Problem to solve: Where a line contains the word "value", copy that line.

Dataset records:
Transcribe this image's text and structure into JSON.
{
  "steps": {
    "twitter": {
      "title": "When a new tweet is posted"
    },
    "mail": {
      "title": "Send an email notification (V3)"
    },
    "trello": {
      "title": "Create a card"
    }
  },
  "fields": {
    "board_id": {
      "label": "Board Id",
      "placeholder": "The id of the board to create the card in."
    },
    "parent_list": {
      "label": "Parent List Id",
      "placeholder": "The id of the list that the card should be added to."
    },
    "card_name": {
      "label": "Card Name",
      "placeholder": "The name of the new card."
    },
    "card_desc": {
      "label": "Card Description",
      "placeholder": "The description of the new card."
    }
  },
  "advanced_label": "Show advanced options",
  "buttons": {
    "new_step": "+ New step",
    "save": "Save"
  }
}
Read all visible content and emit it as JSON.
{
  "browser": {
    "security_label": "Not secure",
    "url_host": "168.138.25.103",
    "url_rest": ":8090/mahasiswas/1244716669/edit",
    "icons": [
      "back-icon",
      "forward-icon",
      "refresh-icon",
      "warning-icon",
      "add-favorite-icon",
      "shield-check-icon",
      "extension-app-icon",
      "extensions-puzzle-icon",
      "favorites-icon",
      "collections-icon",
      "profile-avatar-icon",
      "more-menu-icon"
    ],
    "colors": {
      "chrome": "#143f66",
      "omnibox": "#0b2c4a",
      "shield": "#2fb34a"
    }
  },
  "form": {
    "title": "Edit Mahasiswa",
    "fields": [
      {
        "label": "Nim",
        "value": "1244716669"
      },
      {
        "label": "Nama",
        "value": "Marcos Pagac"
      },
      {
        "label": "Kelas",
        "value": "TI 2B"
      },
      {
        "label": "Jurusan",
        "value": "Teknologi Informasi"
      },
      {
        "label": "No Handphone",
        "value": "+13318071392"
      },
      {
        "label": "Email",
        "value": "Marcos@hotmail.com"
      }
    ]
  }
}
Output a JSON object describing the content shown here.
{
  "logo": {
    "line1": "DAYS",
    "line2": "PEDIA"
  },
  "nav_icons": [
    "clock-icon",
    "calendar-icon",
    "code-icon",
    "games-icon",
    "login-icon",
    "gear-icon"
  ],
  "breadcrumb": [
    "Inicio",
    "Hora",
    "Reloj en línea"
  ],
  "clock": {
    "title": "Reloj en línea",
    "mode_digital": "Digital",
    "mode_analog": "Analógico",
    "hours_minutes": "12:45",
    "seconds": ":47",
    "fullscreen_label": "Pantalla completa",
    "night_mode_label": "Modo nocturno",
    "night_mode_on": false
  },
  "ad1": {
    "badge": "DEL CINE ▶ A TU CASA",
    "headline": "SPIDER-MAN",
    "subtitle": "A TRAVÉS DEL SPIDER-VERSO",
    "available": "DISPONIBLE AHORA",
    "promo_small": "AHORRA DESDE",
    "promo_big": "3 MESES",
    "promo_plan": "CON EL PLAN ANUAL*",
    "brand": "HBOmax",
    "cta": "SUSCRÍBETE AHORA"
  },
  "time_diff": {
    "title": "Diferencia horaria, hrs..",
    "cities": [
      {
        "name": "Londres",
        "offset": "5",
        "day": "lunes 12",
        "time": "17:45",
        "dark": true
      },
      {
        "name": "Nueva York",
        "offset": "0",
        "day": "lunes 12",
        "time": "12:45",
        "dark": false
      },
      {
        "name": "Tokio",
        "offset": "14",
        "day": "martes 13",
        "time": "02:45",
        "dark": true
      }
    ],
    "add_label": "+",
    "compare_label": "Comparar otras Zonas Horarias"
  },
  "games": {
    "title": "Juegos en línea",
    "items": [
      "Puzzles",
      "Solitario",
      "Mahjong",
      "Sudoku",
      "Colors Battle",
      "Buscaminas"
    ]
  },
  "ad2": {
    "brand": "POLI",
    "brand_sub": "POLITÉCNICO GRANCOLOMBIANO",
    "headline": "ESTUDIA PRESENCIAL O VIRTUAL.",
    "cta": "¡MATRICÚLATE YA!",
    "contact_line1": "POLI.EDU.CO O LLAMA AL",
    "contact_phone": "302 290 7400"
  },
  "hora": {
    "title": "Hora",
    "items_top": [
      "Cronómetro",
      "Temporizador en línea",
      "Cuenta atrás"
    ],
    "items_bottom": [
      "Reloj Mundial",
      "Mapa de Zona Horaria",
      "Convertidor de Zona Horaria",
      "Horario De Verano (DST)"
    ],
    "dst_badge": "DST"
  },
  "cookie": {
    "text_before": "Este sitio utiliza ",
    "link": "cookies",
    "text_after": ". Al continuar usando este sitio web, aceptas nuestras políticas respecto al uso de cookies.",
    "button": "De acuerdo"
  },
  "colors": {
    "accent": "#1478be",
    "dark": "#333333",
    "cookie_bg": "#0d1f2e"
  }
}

Worked solution:
        "value": "1244716669"
        "value": "Marcos Pagac"
        "value": "TI 2B"
        "value": "Teknologi Informasi"
        "value": "+13318071392"
        "value": "Marcos@hotmail.com"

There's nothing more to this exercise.